**Yang Dikerjakan:** Tukar setiap "view-link" dengan "detail-link" di semua baris di bawah, lalu tulis ulang baris-baris itu tanpa mengubah bagian lain.
^^^^
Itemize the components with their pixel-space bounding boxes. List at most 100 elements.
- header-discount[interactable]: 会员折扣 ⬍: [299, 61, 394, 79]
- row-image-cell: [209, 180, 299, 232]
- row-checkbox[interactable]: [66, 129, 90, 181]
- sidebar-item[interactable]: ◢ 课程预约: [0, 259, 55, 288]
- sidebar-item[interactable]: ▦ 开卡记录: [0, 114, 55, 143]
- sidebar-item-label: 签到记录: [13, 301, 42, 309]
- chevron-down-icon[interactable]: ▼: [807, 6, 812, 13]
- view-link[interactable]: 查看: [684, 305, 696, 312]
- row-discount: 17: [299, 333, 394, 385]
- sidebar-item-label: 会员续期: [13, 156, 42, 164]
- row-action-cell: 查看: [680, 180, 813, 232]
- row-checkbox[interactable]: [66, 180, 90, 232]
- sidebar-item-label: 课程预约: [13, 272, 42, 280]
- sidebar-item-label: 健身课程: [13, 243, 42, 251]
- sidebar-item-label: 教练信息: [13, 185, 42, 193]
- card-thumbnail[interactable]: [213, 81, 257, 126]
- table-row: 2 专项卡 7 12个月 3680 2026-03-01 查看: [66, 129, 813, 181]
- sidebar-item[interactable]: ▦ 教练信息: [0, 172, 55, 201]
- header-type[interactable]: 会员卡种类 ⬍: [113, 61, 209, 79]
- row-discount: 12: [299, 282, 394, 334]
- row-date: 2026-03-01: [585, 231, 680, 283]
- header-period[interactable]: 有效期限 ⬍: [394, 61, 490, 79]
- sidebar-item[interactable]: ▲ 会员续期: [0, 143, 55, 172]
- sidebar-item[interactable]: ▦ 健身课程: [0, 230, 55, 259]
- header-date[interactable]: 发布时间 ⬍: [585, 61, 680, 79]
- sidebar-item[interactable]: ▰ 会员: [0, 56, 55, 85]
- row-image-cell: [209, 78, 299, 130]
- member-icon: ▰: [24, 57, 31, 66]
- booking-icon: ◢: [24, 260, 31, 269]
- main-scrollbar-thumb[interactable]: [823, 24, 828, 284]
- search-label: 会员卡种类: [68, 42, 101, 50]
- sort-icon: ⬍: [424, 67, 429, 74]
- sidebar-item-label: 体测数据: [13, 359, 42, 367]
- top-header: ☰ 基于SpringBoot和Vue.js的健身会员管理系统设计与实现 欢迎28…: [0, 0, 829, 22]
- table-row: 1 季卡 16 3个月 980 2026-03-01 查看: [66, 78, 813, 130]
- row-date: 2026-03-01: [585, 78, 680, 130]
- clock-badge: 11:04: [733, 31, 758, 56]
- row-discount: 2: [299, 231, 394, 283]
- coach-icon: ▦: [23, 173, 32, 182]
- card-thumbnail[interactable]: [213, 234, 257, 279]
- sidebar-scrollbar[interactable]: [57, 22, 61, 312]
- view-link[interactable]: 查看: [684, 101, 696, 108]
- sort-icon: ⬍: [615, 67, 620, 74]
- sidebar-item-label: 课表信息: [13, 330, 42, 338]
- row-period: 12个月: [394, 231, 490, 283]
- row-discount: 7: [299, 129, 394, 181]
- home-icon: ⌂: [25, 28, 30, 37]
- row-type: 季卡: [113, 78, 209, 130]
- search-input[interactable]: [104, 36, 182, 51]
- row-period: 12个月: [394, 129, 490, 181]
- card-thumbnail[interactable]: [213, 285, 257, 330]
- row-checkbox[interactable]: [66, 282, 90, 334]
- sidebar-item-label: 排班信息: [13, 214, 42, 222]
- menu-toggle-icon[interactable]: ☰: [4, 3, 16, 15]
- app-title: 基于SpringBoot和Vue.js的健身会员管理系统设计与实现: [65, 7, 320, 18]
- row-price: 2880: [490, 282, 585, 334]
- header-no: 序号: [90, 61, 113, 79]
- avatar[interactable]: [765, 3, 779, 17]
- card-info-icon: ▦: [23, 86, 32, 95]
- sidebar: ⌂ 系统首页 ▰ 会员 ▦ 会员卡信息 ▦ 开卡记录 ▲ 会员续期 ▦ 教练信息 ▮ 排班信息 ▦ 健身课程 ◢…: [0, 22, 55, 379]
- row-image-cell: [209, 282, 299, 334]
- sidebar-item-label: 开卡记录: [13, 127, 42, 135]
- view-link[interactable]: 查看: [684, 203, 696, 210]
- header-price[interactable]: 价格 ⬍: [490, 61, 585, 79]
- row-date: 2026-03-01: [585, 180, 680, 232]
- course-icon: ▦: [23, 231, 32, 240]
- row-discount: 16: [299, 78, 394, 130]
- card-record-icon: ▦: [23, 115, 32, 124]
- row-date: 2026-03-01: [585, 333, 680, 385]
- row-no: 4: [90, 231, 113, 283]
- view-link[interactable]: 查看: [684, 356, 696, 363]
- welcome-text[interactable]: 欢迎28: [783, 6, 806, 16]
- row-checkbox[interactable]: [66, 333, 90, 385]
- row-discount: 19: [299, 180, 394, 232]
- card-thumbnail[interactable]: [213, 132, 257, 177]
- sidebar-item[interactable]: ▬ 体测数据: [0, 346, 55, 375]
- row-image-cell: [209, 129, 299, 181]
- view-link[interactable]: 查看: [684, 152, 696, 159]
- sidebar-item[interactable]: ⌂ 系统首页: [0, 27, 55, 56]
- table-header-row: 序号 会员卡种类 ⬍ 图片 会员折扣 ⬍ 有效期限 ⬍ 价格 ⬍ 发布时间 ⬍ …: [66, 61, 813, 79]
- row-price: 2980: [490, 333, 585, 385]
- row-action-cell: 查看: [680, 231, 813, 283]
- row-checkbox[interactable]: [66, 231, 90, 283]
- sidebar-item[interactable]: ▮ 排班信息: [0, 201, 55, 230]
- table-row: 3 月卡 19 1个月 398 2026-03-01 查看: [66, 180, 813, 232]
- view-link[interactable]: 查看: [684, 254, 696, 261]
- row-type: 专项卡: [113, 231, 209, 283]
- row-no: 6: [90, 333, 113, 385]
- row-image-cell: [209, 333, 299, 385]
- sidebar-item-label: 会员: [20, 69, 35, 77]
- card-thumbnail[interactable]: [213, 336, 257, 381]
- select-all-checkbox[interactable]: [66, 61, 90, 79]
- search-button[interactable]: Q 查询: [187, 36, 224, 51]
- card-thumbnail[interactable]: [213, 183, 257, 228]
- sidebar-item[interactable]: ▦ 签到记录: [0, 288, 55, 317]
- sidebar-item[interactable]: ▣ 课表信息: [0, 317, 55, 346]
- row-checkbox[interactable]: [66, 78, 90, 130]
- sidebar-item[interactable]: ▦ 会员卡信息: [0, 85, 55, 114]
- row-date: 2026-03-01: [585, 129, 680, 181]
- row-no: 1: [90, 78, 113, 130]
^^^^
**Hasil Tugas:**
Itemize the components with their pixel-space bounding boxes. List at most 100 elements.
- header-discount[interactable]: 会员折扣 ⬍: [299, 61, 394, 79]
- row-image-cell: [209, 180, 299, 232]
- row-checkbox[interactable]: [66, 129, 90, 181]
- sidebar-item[interactable]: ◢ 课程预约: [0, 259, 55, 288]
- sidebar-item[interactable]: ▦ 开卡记录: [0, 114, 55, 143]
- sidebar-item-label: 签到记录: [13, 301, 42, 309]
- chevron-down-icon[interactable]: ▼: [807, 6, 812, 13]
- detail-link[interactable]: 查看: [684, 305, 696, 312]
- row-discount: 17: [299, 333, 394, 385]
- sidebar-item-label: 会员续期: [13, 156, 42, 164]
- row-action-cell: 查看: [680, 180, 813, 232]
- row-checkbox[interactable]: [66, 180, 90, 232]
- sidebar-item-label: 课程预约: [13, 272, 42, 280]
- sidebar-item-label: 健身课程: [13, 243, 42, 251]
- sidebar-item-label: 教练信息: [13, 185, 42, 193]
- card-thumbnail[interactable]: [213, 81, 257, 126]
- table-row: 2 专项卡 7 12个月 3680 2026-03-01 查看: [66, 129, 813, 181]
- sidebar-item[interactable]: ▦ 教练信息: [0, 172, 55, 201]
- header-type[interactable]: 会员卡种类 ⬍: [113, 61, 209, 79]
- row-discount: 12: [299, 282, 394, 334]
- row-date: 2026-03-01: [585, 231, 680, 283]
- header-period[interactable]: 有效期限 ⬍: [394, 61, 490, 79]
- sidebar-item[interactable]: ▲ 会员续期: [0, 143, 55, 172]
- sidebar-item[interactable]: ▦ 健身课程: [0, 230, 55, 259]
- header-date[interactable]: 发布时间 ⬍: [585, 61, 680, 79]
- sidebar-item[interactable]: ▰ 会员: [0, 56, 55, 85]
- row-image-cell: [209, 78, 299, 130]
- member-icon: ▰: [24, 57, 31, 66]
- booking-icon: ◢: [24, 260, 31, 269]
- main-scrollbar-thumb[interactable]: [823, 24, 828, 284]
- search-label: 会员卡种类: [68, 42, 101, 50]
- sort-icon: ⬍: [424, 67, 429, 74]
- sidebar-item-label: 体测数据: [13, 359, 42, 367]
- top-header: ☰ 基于SpringBoot和Vue.js的健身会员管理系统设计与实现 欢迎28…: [0, 0, 829, 22]
- table-row: 1 季卡 16 3个月 980 2026-03-01 查看: [66, 78, 813, 130]
- row-date: 2026-03-01: [585, 78, 680, 130]
- clock-badge: 11:04: [733, 31, 758, 56]
- row-discount: 2: [299, 231, 394, 283]
- coach-icon: ▦: [23, 173, 32, 182]
- card-thumbnail[interactable]: [213, 234, 257, 279]
- sidebar-scrollbar[interactable]: [57, 22, 61, 312]
- detail-link[interactable]: 查看: [684, 101, 696, 108]
- sort-icon: ⬍: [615, 67, 620, 74]
- sidebar-item-label: 课表信息: [13, 330, 42, 338]
- row-period: 12个月: [394, 231, 490, 283]
- row-discount: 7: [299, 129, 394, 181]
- home-icon: ⌂: [25, 28, 30, 37]
- row-type: 季卡: [113, 78, 209, 130]
- search-input[interactable]: [104, 36, 182, 51]
- row-period: 12个月: [394, 129, 490, 181]
- card-thumbnail[interactable]: [213, 285, 257, 330]
- row-checkbox[interactable]: [66, 282, 90, 334]
- sidebar-item-label: 排班信息: [13, 214, 42, 222]
- menu-toggle-icon[interactable]: ☰: [4, 3, 16, 15]
- app-title: 基于SpringBoot和Vue.js的健身会员管理系统设计与实现: [65, 7, 320, 18]
- row-price: 2880: [490, 282, 585, 334]
- header-no: 序号: [90, 61, 113, 79]
- avatar[interactable]: [765, 3, 779, 17]
- card-info-icon: ▦: [23, 86, 32, 95]
- sidebar: ⌂ 系统首页 ▰ 会员 ▦ 会员卡信息 ▦ 开卡记录 ▲ 会员续期 ▦ 教练信息 ▮ 排班信息 ▦ 健身课程 ◢…: [0, 22, 55, 379]
- row-image-cell: [209, 282, 299, 334]
- sidebar-item-label: 开卡记录: [13, 127, 42, 135]
- detail-link[interactable]: 查看: [684, 203, 696, 210]
- header-price[interactable]: 价格 ⬍: [490, 61, 585, 79]
- row-date: 2026-03-01: [585, 180, 680, 232]
- course-icon: ▦: [23, 231, 32, 240]
- row-discount: 16: [299, 78, 394, 130]
- card-record-icon: ▦: [23, 115, 32, 124]
- row-date: 2026-03-01: [585, 333, 680, 385]
- row-no: 4: [90, 231, 113, 283]
- detail-link[interactable]: 查看: [684, 356, 696, 363]
- welcome-text[interactable]: 欢迎28: [783, 6, 806, 16]
- row-checkbox[interactable]: [66, 333, 90, 385]
- row-discount: 19: [299, 180, 394, 232]
- card-thumbnail[interactable]: [213, 132, 257, 177]
- sidebar-item[interactable]: ▬ 体测数据: [0, 346, 55, 375]
- row-image-cell: [209, 129, 299, 181]
- detail-link[interactable]: 查看: [684, 152, 696, 159]
- sidebar-item[interactable]: ⌂ 系统首页: [0, 27, 55, 56]
- table-header-row: 序号 会员卡种类 ⬍ 图片 会员折扣 ⬍ 有效期限 ⬍ 价格 ⬍ 发布时间 ⬍ …: [66, 61, 813, 79]
- row-price: 2980: [490, 333, 585, 385]
- row-action-cell: 查看: [680, 231, 813, 283]
- row-checkbox[interactable]: [66, 231, 90, 283]
- sidebar-item[interactable]: ▮ 排班信息: [0, 201, 55, 230]
- table-row: 3 月卡 19 1个月 398 2026-03-01 查看: [66, 180, 813, 232]
- detail-link[interactable]: 查看: [684, 254, 696, 261]
- row-type: 专项卡: [113, 231, 209, 283]
- row-no: 6: [90, 333, 113, 385]
- row-image-cell: [209, 333, 299, 385]
- sidebar-item-label: 会员: [20, 69, 35, 77]
- card-thumbnail[interactable]: [213, 336, 257, 381]
- select-all-checkbox[interactable]: [66, 61, 90, 79]
- search-button[interactable]: Q 查询: [187, 36, 224, 51]
- card-thumbnail[interactable]: [213, 183, 257, 228]
- sidebar-item[interactable]: ▦ 签到记录: [0, 288, 55, 317]
- sidebar-item[interactable]: ▣ 课表信息: [0, 317, 55, 346]
- row-checkbox[interactable]: [66, 78, 90, 130]
- sidebar-item[interactable]: ▦ 会员卡信息: [0, 85, 55, 114]
- row-date: 2026-03-01: [585, 129, 680, 181]
- row-no: 1: [90, 78, 113, 130]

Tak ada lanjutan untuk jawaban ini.